* [Task to complete]: Your copy of the material below should match it exactly, except that it holds no pictures.
== Material
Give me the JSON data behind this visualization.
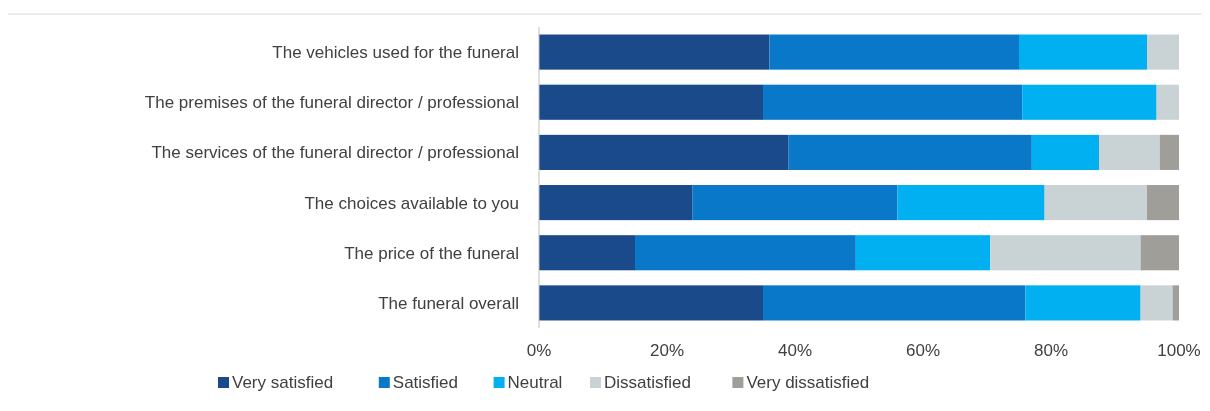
{
  "chart_data": {
    "type": "bar",
    "orientation": "horizontal",
    "stacked": true,
    "categories": [
      "The vehicles used for the funeral",
      "The premises of the funeral director / professional",
      "The services of the funeral director / professional",
      "The choices available to you",
      "The price of the funeral",
      "The funeral overall"
    ],
    "series": [
      {
        "name": "Very satisfied",
        "color": "#1b4a8a",
        "values": [
          36,
          35,
          39,
          24,
          15,
          35
        ]
      },
      {
        "name": "Satisfied",
        "color": "#0a78c8",
        "values": [
          39,
          40.5,
          38,
          32,
          34.5,
          41
        ]
      },
      {
        "name": "Neutral",
        "color": "#00b0f0",
        "values": [
          20,
          21,
          10.5,
          23,
          21,
          18
        ]
      },
      {
        "name": "Dissatisfied",
        "color": "#c9d3d6",
        "values": [
          5,
          3.5,
          9.5,
          16,
          23.5,
          5
        ]
      },
      {
        "name": "Very dissatisfied",
        "color": "#a09e99",
        "values": [
          0,
          0,
          3,
          5,
          6,
          1
        ]
      }
    ],
    "xlim": [
      0,
      100
    ],
    "xticks": [
      {
        "value": 0,
        "label": "0%"
      },
      {
        "value": 20,
        "label": "20%"
      },
      {
        "value": 40,
        "label": "40%"
      },
      {
        "value": 60,
        "label": "60%"
      },
      {
        "value": 80,
        "label": "80%"
      },
      {
        "value": 100,
        "label": "100%"
      }
    ],
    "grid": false,
    "legend": "bottom"
  }
}
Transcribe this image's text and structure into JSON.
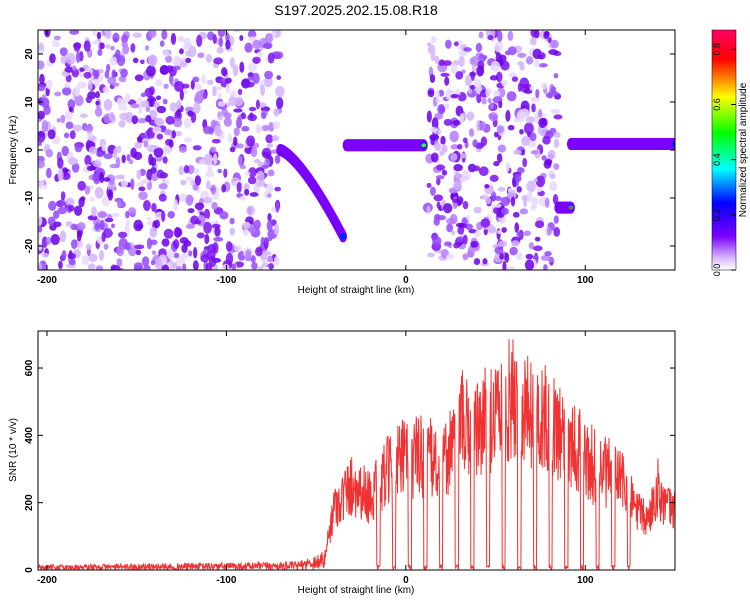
====
* [Answer in full]:
Give me the JSON data behind this visualization.
{
  "chart_data": {
    "type": "bar",
    "orientation": "horizontal",
    "stacked": true,
    "categories": [
      "The vehicles used for the funeral",
      "The premises of the funeral director / professional",
      "The services of the funeral director / professional",
      "The choices available to you",
      "The price of the funeral",
      "The funeral overall"
    ],
    "series": [
      {
        "name": "Very satisfied",
        "color": "#1b4a8a",
        "values": [
          36,
          35,
          39,
          24,
          15,
          35
        ]
      },
      {
        "name": "Satisfied",
        "color": "#0a78c8",
        "values": [
          39,
          40.5,
          38,
          32,
          34.5,
          41
        ]
      },
      {
        "name": "Neutral",
        "color": "#00b0f0",
        "values": [
          20,
          21,
          10.5,
          23,
          21,
          18
        ]
      },
      {
        "name": "Dissatisfied",
        "color": "#c9d3d6",
        "values": [
          5,
          3.5,
          9.5,
          16,
          23.5,
          5
        ]
      },
      {
        "name": "Very dissatisfied",
        "color": "#a09e99",
        "values": [
          0,
          0,
          3,
          5,
          6,
          1
        ]
      }
    ],
    "xlim": [
      0,
      100
    ],
    "xticks": [
      {
        "value": 0,
        "label": "0%"
      },
      {
        "value": 20,
        "label": "20%"
      },
      {
        "value": 40,
        "label": "40%"
      },
      {
        "value": 60,
        "label": "60%"
      },
      {
        "value": 80,
        "label": "80%"
      },
      {
        "value": 100,
        "label": "100%"
      }
    ],
    "grid": false,
    "legend": "bottom"
  }
}
Transcribe this image's text and structure into JSON.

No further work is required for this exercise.